El pasado sábado, en el partido Inglaterra-España, Casillas cumplía su partido internacional número 126, igualando el récord que tenía Zubizarreta.
Es difícil debutar a los 18 años, ser portero titular tan joven en el Real Madrid y en la Selección y aguantar el tipo en un mundo falaz y desbordado como el del fútbol; pero más difícil aún es ser normal, sencillo, generoso, solidario, humilde, sensato y cariñoso, como es Casillas, cuando a tu alrededor hay decenas de personajes zafios, tramposos, soberbios, creídos o incultos.
“Siempre que me convocan a la selección española pienso que es la última vez”, “Nunca creí que sería internacional tantas veces”, “El mérito es de mis compañeros”, “No soy galáctico, soy de Móstoles”, son algunas de las frases que suele decir alguien que es campeón de Europa y del mundo, ganador de la Champion League (en dos ocasiones), de varias Ligas españolas, de la Copa del Rey, mejor portero del mundo, "Guante de Oro de la FIFA, récord de imbatibilidad en Copa del Mundo o tercero en el “ranking” de mejores porteros de toda la historia del fútbol. Y siempre sin un mal gesto ni una palabra fuera de tono, incluso en los momentos en que algún entrenador quiso descabalgarlo de la portería alegando manías más que argumentos (que no era muy alto o que era muy joven).

※ ※ ※

#### Consignas de trabajo
[1] En el texto sobre Casillas, ¿qué récord igualó el portero en el partido Inglaterra-España?
[2] Prosigue el texto sobre Casillas a partir de su última oración.

#### Material de origen
※ ※ ※

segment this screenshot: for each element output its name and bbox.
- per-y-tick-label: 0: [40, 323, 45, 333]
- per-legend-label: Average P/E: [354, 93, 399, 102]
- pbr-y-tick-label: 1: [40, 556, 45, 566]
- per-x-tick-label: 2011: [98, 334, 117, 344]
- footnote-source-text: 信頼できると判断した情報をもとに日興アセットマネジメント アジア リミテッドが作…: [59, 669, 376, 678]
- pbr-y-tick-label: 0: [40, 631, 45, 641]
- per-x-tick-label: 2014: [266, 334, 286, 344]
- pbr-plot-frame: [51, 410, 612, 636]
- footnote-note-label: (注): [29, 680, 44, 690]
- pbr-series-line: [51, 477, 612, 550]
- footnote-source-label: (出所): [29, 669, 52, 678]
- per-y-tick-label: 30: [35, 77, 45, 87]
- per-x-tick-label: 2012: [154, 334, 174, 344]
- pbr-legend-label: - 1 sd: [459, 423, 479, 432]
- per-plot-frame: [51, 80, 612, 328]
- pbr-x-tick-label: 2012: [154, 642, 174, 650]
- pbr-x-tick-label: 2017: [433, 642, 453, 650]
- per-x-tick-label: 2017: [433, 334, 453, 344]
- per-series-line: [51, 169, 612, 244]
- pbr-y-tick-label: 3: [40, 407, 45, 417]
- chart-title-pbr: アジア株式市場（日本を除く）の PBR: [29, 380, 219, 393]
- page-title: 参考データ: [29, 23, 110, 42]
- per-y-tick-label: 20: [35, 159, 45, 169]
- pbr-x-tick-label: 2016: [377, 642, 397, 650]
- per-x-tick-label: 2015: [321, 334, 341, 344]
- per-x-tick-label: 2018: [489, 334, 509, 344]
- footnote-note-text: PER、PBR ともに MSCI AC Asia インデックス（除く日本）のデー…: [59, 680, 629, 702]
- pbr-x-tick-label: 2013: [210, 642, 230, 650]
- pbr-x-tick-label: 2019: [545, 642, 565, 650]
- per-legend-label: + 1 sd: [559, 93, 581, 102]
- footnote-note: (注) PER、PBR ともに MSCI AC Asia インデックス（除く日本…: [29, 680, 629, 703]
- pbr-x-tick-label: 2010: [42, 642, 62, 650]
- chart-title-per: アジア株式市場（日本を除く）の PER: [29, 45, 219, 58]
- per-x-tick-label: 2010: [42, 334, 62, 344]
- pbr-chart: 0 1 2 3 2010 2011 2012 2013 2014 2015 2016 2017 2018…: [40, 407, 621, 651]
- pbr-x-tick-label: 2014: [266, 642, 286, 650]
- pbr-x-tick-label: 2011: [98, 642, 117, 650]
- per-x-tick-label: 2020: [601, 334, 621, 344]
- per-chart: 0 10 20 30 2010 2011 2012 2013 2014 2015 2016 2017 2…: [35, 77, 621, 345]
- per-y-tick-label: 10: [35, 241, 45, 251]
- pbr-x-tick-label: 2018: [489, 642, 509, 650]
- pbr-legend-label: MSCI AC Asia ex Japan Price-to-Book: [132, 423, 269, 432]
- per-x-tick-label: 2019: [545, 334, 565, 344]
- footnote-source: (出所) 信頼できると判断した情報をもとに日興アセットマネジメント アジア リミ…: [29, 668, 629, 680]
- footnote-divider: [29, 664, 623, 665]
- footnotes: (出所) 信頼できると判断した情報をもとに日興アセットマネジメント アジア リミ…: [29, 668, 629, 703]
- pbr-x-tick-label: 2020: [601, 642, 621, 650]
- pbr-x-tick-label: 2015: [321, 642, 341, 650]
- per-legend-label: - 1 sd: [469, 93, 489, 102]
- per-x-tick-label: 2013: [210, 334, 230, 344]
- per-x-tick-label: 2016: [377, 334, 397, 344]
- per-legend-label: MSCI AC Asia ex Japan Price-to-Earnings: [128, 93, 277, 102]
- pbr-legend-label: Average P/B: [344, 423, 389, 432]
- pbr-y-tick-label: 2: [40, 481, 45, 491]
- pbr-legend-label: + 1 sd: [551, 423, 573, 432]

※ ※ ※

#### Resultados por tarea
[1] Igualó el récord de Zubizarreta al cumplir su partido internacional número 126.

[2]
El mundo del fútbol debe aprender a valorar la forma de ser de Casillas, tan sensato como leal, tan buen jugador como buena persona, tan generoso como buen compañero. En el mundo del fútbol no abundan entrenadores, directivos, árbitros o futbolistas que tengan ese talante de persona entrañable, afable, solidaria, compañera y responsable que tiene Casillas. Ojalá la suerte le acompañe muchos años (¡batirá más récords!), porque como la casualidad haga que cometa dos o tres errores seguidos, algunos empezarán a “crucificarle”, alegando las historias más disparatadas. A algunos medios de comunicación, particularmente a los deportivos, a veces se les va la mano con el fin de llenar una portada con titulares fuera de contexto, incluso sabiendo que no son del todo verdad.
¡Larga vida a Casillas!Algo habrá cambiado en el fútbol, para bien –por supuesto–, el día en que los apasionados futboleros de todo el mundo prefieran tener como modelos, también como ídolos admirados, a gentes como Casillas, Iniesta, Xavi, Xabi Alonso, Reina, Mata o, años atrás, Gárate, Zubizarreta, Butragueño, Arconada o Sanchís, antes que a todas las efímeras figuras que exhiben sus supermegasueldos al tiempo que amenazan, desprecian o insultan a compañeros, árbitros, espectadores o rivales. ¡Larga vida a Casillas! Y a todos los que, desde sus profesiones de sueldos multimillonarios, son capaces de seguir teniendo los mismos amigos, ayudando a quienes más lo necesitan y cultivando la modestia y la sencillez, incluso por encima de las injusticias y los atropellos. ¡Ah!, por si hubiera dudas en algún lector suspicaz, soy aficionado del Atlético de Madrid (¡qué le vamos a hacer!) desde mi más tierna, y ya lejana, infancia.